■ **Task requirements**
Locate the string "content" in the records below. Copy every line where it occurs.

■ **The data**

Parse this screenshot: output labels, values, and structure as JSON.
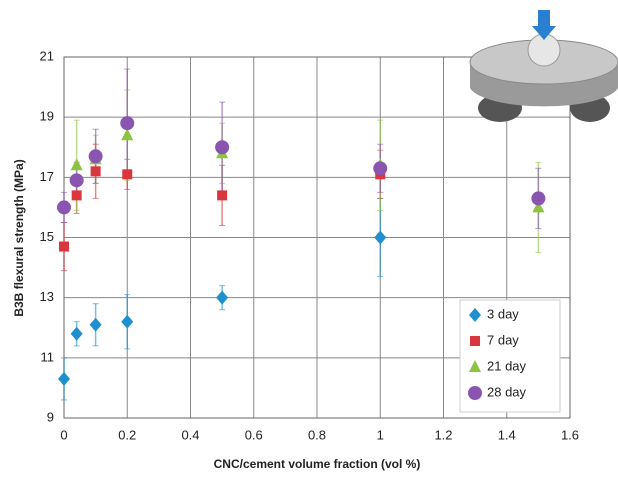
{
  "chart_data": {
    "type": "scatter",
    "ylabel": "B3B flexural strength (MPa)",
    "xlabel": "CNC/cement volume fraction (vol %)",
    "xlim": [
      0,
      1.6
    ],
    "xticks": [
      0,
      0.2,
      0.4,
      0.6,
      0.8,
      1,
      1.2,
      1.4,
      1.6
    ],
    "ylim": [
      9,
      21
    ],
    "yticks": [
      9,
      11,
      13,
      15,
      17,
      19,
      21
    ],
    "grid": true,
    "legend": "lower right",
    "series": [
      {
        "name": "3 day",
        "color": "#1f8fd0",
        "marker": "diamond",
        "x": [
          0,
          0.04,
          0.1,
          0.2,
          0.5,
          1
        ],
        "values": [
          10.3,
          11.8,
          12.1,
          12.2,
          13.0,
          15.0
        ],
        "errors": [
          0.7,
          0.4,
          0.7,
          0.9,
          0.4,
          1.3
        ]
      },
      {
        "name": "7 day",
        "color": "#d9363e",
        "marker": "square",
        "x": [
          0,
          0.04,
          0.1,
          0.2,
          0.5,
          1
        ],
        "values": [
          14.7,
          16.4,
          17.2,
          17.1,
          16.4,
          17.1
        ],
        "errors": [
          0.8,
          0.6,
          0.9,
          0.5,
          1.0,
          0.8
        ]
      },
      {
        "name": "21 day",
        "color": "#8cc43f",
        "marker": "triangle",
        "x": [
          0.04,
          0.1,
          0.2,
          0.5,
          1,
          1.5
        ],
        "values": [
          17.4,
          17.6,
          18.4,
          17.8,
          17.4,
          16.0
        ],
        "errors": [
          1.5,
          0.8,
          1.5,
          1.0,
          1.5,
          1.5
        ]
      },
      {
        "name": "28 day",
        "color": "#8a55b0",
        "marker": "circle",
        "x": [
          0,
          0.04,
          0.1,
          0.2,
          0.5,
          1,
          1.5
        ],
        "values": [
          16.0,
          16.9,
          17.7,
          18.8,
          18.0,
          17.3,
          16.3
        ],
        "errors": [
          0.5,
          0.6,
          0.9,
          1.8,
          1.5,
          0.8,
          1.0
        ]
      }
    ]
  }
}
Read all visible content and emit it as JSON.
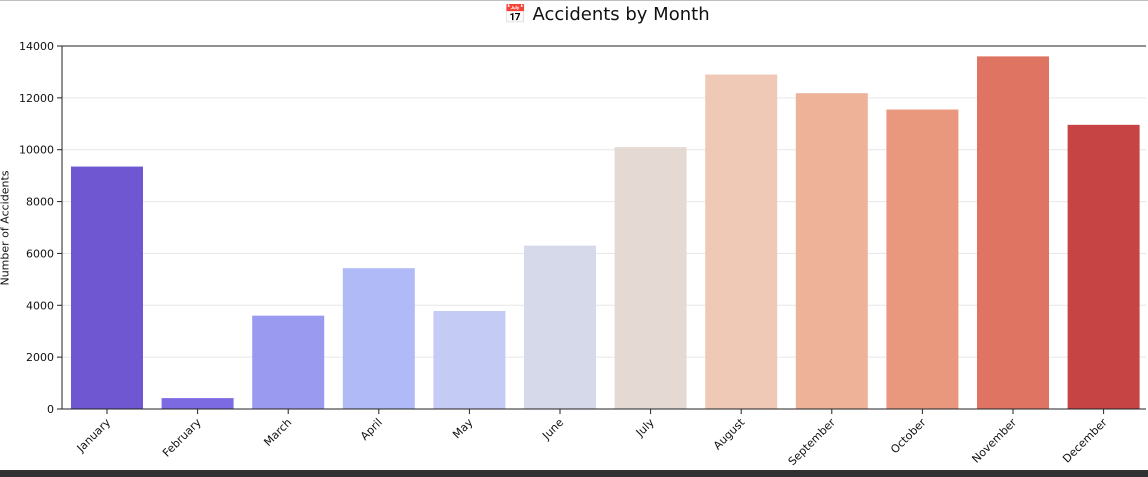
{
  "chart_data": {
    "type": "bar",
    "title": "📅 Accidents by Month",
    "xlabel": "",
    "ylabel": "Number of Accidents",
    "categories": [
      "January",
      "February",
      "March",
      "April",
      "May",
      "June",
      "July",
      "August",
      "September",
      "October",
      "November",
      "December"
    ],
    "values": [
      9350,
      420,
      3600,
      5430,
      3780,
      6300,
      10100,
      12900,
      12180,
      11550,
      13600,
      10960
    ],
    "colors": [
      "#7057d2",
      "#7b6ae2",
      "#999af0",
      "#afbaf6",
      "#c4cbf4",
      "#d5d9e9",
      "#e4d9d3",
      "#efc9b6",
      "#eeb298",
      "#e9987d",
      "#df7462",
      "#c64444"
    ],
    "ylim": [
      0,
      14000
    ],
    "yticks": [
      0,
      2000,
      4000,
      6000,
      8000,
      10000,
      12000,
      14000
    ],
    "grid": "horizontal"
  }
}
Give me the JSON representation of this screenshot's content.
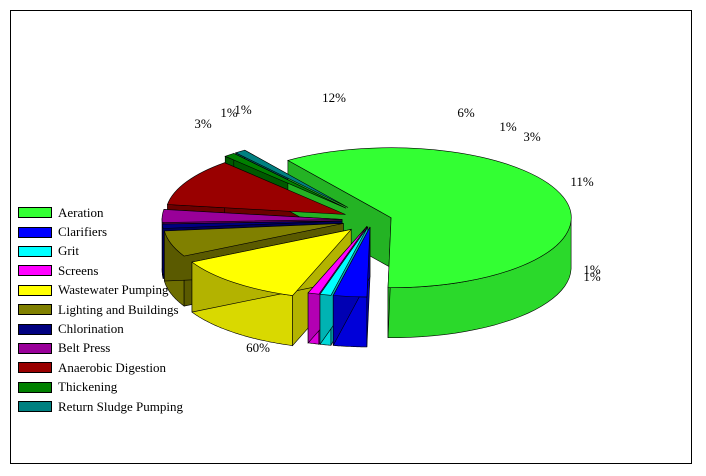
{
  "chart_data": {
    "type": "pie",
    "style": "exploded-3d",
    "legend_placement": "left",
    "categories": [
      "Aeration",
      "Clarifiers",
      "Grit",
      "Screens",
      "Wastewater Pumping",
      "Lighting and Buildings",
      "Chlorination",
      "Belt Press",
      "Anaerobic Digestion",
      "Thickening",
      "Return Sludge Pumping"
    ],
    "values": [
      60,
      3,
      1,
      1,
      12,
      6,
      1,
      3,
      11,
      1,
      1
    ],
    "data_labels": [
      "60%",
      "3%",
      "1%",
      "1%",
      "12%",
      "6%",
      "1%",
      "3%",
      "11%",
      "1%",
      "1%"
    ],
    "colors": [
      "#33ff33",
      "#0000ff",
      "#00ffff",
      "#ff00ff",
      "#ffff00",
      "#808000",
      "#000080",
      "#990099",
      "#990000",
      "#008000",
      "#008080"
    ]
  }
}
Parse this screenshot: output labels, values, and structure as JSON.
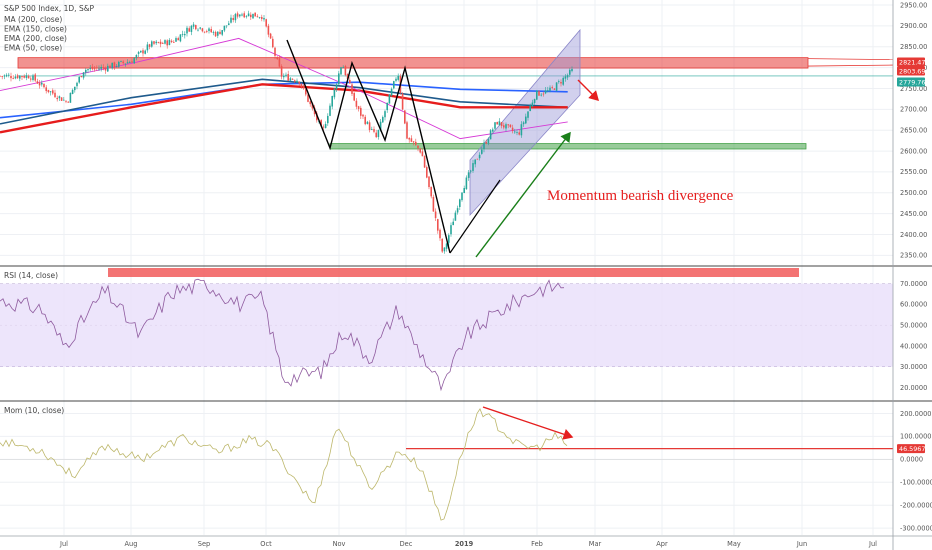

■ **Written answer**
Read all visible content and emit it as JSON.
Give me the JSON representation of this screenshot's content.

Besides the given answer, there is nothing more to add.